Aim:
Please find all lines in the data that hold the string "status" and copy them.

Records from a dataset
□ □ □ □ □

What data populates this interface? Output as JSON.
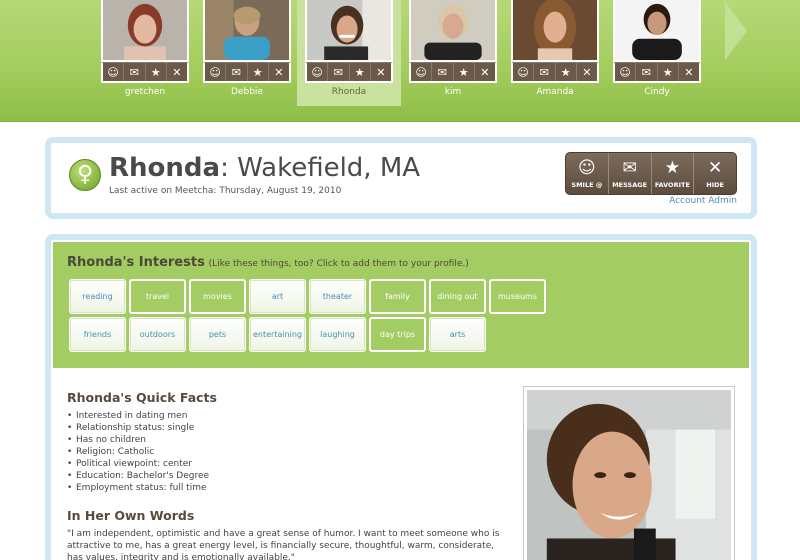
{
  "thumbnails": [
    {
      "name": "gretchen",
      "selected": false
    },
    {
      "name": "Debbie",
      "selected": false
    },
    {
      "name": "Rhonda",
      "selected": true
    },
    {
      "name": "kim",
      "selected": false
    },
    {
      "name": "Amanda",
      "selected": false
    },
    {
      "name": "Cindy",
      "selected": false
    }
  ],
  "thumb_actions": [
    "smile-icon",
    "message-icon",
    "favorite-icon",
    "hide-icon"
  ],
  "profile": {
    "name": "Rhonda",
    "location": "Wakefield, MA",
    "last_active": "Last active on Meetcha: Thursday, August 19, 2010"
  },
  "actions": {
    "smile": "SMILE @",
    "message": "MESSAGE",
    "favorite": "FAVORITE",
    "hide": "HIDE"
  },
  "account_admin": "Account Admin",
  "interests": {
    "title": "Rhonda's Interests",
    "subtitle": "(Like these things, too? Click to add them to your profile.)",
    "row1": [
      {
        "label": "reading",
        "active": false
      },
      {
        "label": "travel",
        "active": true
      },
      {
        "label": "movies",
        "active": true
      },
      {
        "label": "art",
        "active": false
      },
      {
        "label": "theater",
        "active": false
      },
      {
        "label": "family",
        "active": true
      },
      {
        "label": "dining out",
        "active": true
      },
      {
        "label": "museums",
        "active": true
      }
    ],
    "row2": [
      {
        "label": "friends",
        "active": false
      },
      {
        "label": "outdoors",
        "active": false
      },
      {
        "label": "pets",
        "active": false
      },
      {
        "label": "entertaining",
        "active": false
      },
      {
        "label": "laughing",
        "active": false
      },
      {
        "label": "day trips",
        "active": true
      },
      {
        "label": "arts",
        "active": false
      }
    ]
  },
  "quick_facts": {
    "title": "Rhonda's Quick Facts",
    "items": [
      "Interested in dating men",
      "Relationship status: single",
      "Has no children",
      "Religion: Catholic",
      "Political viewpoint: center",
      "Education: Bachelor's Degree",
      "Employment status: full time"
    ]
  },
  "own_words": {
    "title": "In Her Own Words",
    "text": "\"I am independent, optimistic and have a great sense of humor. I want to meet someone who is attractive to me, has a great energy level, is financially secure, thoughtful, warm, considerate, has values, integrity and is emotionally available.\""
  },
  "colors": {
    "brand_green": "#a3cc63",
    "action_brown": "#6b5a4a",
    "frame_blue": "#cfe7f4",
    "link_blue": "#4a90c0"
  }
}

□ □ □ □ □

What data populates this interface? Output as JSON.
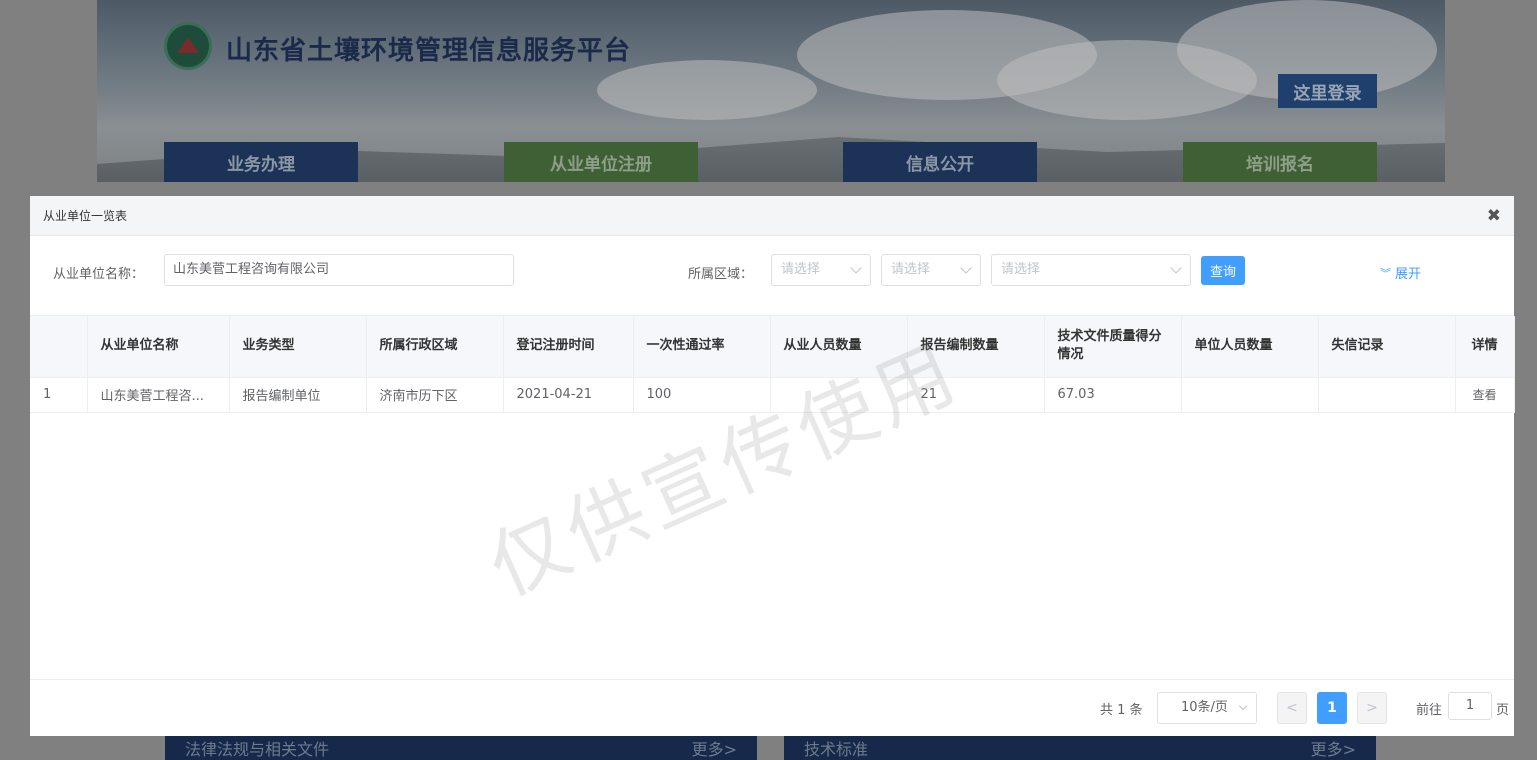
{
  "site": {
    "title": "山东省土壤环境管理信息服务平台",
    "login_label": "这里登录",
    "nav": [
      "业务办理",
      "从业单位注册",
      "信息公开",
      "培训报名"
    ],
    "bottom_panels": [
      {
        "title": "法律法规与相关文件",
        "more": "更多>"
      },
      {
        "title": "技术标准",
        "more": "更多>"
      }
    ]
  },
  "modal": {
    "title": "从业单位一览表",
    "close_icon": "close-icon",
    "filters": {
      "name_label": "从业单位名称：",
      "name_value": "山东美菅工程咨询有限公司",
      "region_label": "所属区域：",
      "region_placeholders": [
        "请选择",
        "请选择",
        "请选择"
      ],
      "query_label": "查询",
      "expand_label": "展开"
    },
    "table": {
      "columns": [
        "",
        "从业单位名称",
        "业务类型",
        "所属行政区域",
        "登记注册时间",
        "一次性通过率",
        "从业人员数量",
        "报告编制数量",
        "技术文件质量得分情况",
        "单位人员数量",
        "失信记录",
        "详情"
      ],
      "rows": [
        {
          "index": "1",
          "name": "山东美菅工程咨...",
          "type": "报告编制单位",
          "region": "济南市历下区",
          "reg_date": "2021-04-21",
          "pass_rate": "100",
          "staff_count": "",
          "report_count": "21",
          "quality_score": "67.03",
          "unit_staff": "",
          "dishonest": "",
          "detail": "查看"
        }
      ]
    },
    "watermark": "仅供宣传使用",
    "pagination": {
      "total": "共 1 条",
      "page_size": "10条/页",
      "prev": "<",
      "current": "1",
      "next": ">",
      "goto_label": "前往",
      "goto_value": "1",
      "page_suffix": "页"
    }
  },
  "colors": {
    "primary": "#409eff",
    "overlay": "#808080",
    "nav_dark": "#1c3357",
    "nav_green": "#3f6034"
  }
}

□ □ □ □ □

Response to the exercise:
      "Relationship status: single",
      "Employment status: full time"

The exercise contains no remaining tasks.